===== INPUT RECORDS

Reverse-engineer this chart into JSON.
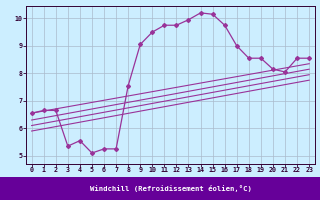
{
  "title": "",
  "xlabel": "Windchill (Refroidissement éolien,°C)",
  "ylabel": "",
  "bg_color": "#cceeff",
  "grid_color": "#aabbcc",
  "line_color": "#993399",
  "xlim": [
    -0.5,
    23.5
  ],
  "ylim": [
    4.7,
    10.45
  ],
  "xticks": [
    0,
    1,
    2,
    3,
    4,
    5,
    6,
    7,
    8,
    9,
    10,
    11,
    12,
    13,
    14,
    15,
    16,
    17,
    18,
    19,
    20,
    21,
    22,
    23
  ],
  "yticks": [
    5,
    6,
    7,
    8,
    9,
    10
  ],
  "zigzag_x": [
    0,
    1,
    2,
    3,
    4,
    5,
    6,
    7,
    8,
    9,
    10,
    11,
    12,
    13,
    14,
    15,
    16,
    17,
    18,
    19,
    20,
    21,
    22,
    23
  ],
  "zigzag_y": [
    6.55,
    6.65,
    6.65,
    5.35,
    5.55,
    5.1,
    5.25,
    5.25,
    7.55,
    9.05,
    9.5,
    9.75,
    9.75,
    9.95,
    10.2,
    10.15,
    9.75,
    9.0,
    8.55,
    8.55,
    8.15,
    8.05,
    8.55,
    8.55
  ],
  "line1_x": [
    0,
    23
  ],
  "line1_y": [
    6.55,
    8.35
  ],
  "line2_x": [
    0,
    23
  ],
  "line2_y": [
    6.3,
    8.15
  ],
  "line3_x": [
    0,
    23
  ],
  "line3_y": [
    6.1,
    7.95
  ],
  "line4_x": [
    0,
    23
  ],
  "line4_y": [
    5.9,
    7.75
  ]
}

==========

WORK REQUIRED >> Copy out the data above exactly, except the pictures.

COMPLETED EXERCISE >>
Reverse-engineer this chart into JSON.
{
  "title": "",
  "xlabel": "Windchill (Refroidissement éolien,°C)",
  "ylabel": "",
  "bg_color": "#cceeff",
  "grid_color": "#aabbcc",
  "line_color": "#993399",
  "xlim": [
    -0.5,
    23.5
  ],
  "ylim": [
    4.7,
    10.45
  ],
  "xticks": [
    0,
    1,
    2,
    3,
    4,
    5,
    6,
    7,
    8,
    9,
    10,
    11,
    12,
    13,
    14,
    15,
    16,
    17,
    18,
    19,
    20,
    21,
    22,
    23
  ],
  "yticks": [
    5,
    6,
    7,
    8,
    9,
    10
  ],
  "zigzag_x": [
    0,
    1,
    2,
    3,
    4,
    5,
    6,
    7,
    8,
    9,
    10,
    11,
    12,
    13,
    14,
    15,
    16,
    17,
    18,
    19,
    20,
    21,
    22,
    23
  ],
  "zigzag_y": [
    6.55,
    6.65,
    6.65,
    5.35,
    5.55,
    5.1,
    5.25,
    5.25,
    7.55,
    9.05,
    9.5,
    9.75,
    9.75,
    9.95,
    10.2,
    10.15,
    9.75,
    9.0,
    8.55,
    8.55,
    8.15,
    8.05,
    8.55,
    8.55
  ],
  "line1_x": [
    0,
    23
  ],
  "line1_y": [
    6.55,
    8.35
  ],
  "line2_x": [
    0,
    23
  ],
  "line2_y": [
    6.3,
    8.15
  ],
  "line3_x": [
    0,
    23
  ],
  "line3_y": [
    6.1,
    7.95
  ],
  "line4_x": [
    0,
    23
  ],
  "line4_y": [
    5.9,
    7.75
  ]
}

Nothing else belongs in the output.